• TASK DIRECTIONS
Where a line in the listing contains the string "label", copy that line out.

Chart and figure data:
>>>

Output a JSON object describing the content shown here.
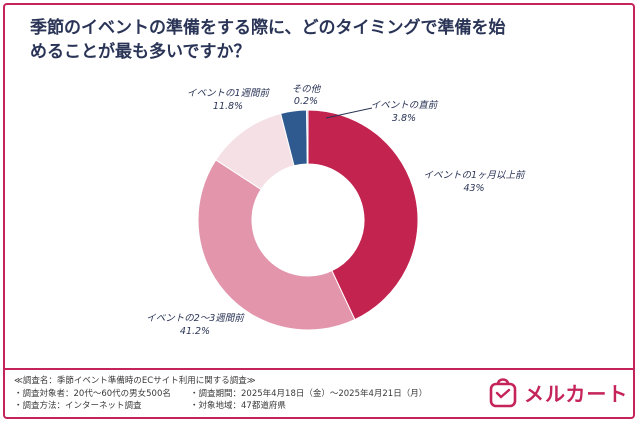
{
  "chart_data": {
    "type": "pie",
    "style": "donut",
    "title": "季節のイベントの準備をする際に、どのタイミングで準備を始めることが最も多いですか？",
    "title_lines": [
      "季節のイベントの準備をする際に、どのタイミングで準備を始",
      "めることが最も多いですか？"
    ],
    "start": "12 o'clock, clockwise",
    "slices": [
      {
        "label": "イベントの1ヶ月以上前",
        "value": 43,
        "value_text": "43%",
        "color": "#c3234f"
      },
      {
        "label": "イベントの2～3週間前",
        "value": 41.2,
        "value_text": "41.2%",
        "color": "#e295ab"
      },
      {
        "label": "イベントの1週間前",
        "value": 11.8,
        "value_text": "11.8%",
        "color": "#f4e0e5"
      },
      {
        "label": "イベントの直前",
        "value": 3.8,
        "value_text": "3.8%",
        "color": "#2e5a8f"
      },
      {
        "label": "その他",
        "value": 0.2,
        "value_text": "0.2%",
        "color": "#a8b4c8"
      }
    ]
  },
  "survey": {
    "name": "≪調査名：季節イベント準備時のECサイト利用に関する調査≫",
    "target": "・調査対象者：20代～60代の男女500名",
    "period": "・調査期間：2025年4月18日（金）～2025年4月21日（月）",
    "method": "・調査方法：インターネット調査",
    "region": "・対象地域：47都道府県"
  },
  "logo": {
    "text": "メルカート",
    "color": "#c5245a"
  }
}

<<<

• TASK ANSWER
        "label": "イベントの1ヶ月以上前",
        "label": "イベントの2～3週間前",
        "label": "イベントの1週間前",
        "label": "イベントの直前",
        "label": "その他",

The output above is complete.